• [YOUR GOAL]
Transcribe each entry below exactly. Pictures do not go in the copy.

• [DATA SECTION]
###

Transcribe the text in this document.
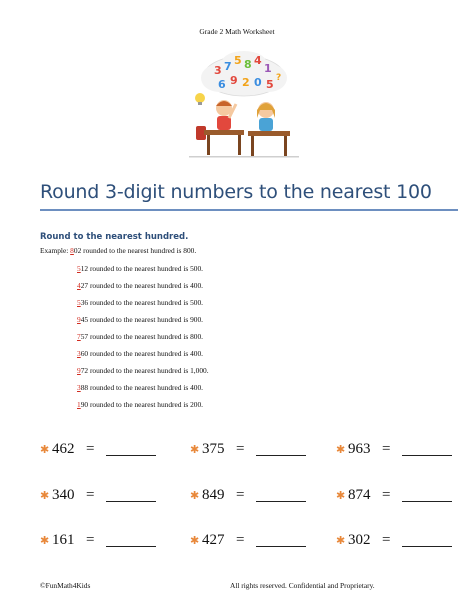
Grade 2 Math Worksheet
3 7 5 8 4
1
6 9 2 0 5 ?
Round 3-digit numbers to the nearest 100
Round to the nearest hundred.
Example: 802 rounded to the nearest hundred is 800.
512 rounded to the nearest hundred is 500.
427 rounded to the nearest hundred is 400.
536 rounded to the nearest hundred is 500.
945 rounded to the nearest hundred is 900.
757 rounded to the nearest hundred is 800.
360 rounded to the nearest hundred is 400.
972 rounded to the nearest hundred is 1,000.
388 rounded to the nearest hundred is 400.
190 rounded to the nearest hundred is 200.
✱ 462 =	✱ 375 =	✱ 963 =
✱ 340 =	✱ 849 =	✱ 874 =
✱ 161 =	✱ 427 =	✱ 302 =
©FunMath4Kids	All rights reserved. Confidential and Proprietary.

###

• [RESULT FOR THIS TASK]
Transcribe the text in this document.
Grade 2 Math Worksheet
3 7 5 8 4
1
6 9 2 0 5 ?
Round 3-digit numbers to the nearest 100
Round to the nearest hundred.
Example: 802 rounded to the nearest hundred is 800.
512 rounded to the nearest hundred is 500.
427 rounded to the nearest hundred is 400.
536 rounded to the nearest hundred is 500.
945 rounded to the nearest hundred is 900.
757 rounded to the nearest hundred is 800.
360 rounded to the nearest hundred is 400.
972 rounded to the nearest hundred is 1,000.
388 rounded to the nearest hundred is 400.
190 rounded to the nearest hundred is 200.
✱ 462 =	✱ 375 =	✱ 963 =
✱ 340 =	✱ 849 =	✱ 874 =
✱ 161 =	✱ 427 =	✱ 302 =
©FunMath4Kids	All rights reserved. Confidential and Proprietary.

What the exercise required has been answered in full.